▶ **Text shown**:
------------
As a child, I believed that I was the only one living with the dysfunction resonating in my head, heart, and spirit like the noisy clamber of the grade school percussionist.  As an adult, I realized that I was not the only one performing this phenomenal feat.  People performed this feat on a regular basis as they try to manage life and the noise in their heads.  Sometimes the sections played softly, in tune, in the background like a sound track to my life movie.  But, the letter writing was mandated at those moments when the band forgot that it was never to have a primary role, but only provide accompaniment to my script.  It was never supposed to play louder than I could speak or think. In the last few weeks, I learned that each chaotic subsection had a trigger and the collective force of all of the subsections led me to do what I knew I had to do – write.  The pen I used when I wrote letters to you became the baton, raised to lower the volume so that I could think.  Every time I wrote a “Dear God letter” I remembered why my mother’s advice to write manifested itself in letter writing to God.
------------
▶ **Source material**:
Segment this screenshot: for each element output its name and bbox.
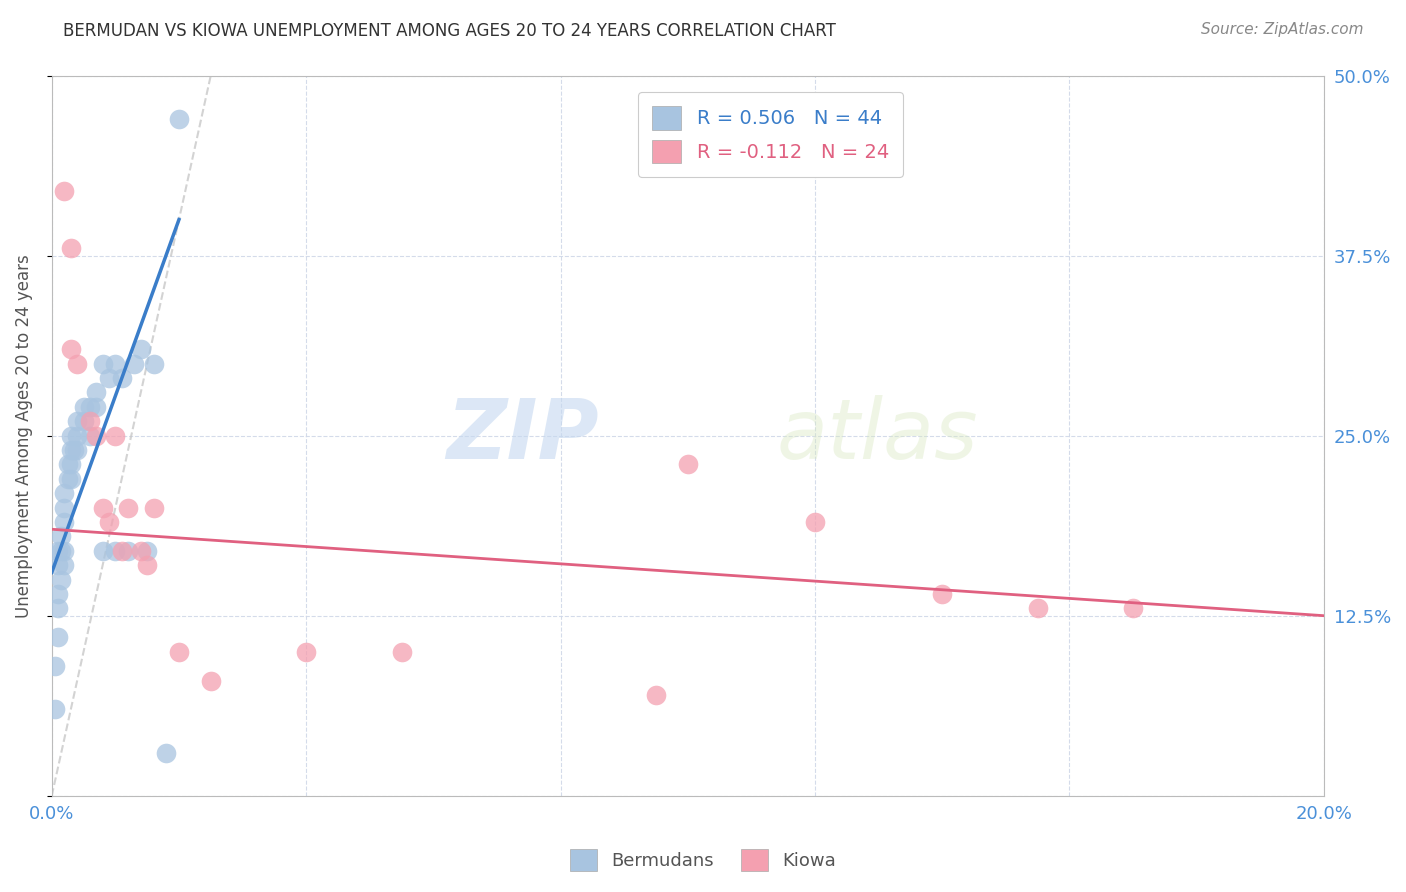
------------
▶ **Short exercise**:
Answer these questions from the passage about writing letters to God:
(a) As a child, what did the writer believe?
(b) What did the pen used for the letters become?
(c) Whose advice to write does the writer remember with each "Dear God letter"?

▶ **Solution to the problem**:
(a) The writer believed they were the only one living with the dysfunction resonating in their head, heart, and spirit.
(b) It became the baton, raised to lower the volume so the writer could think.
(c) The writer's mother's advice.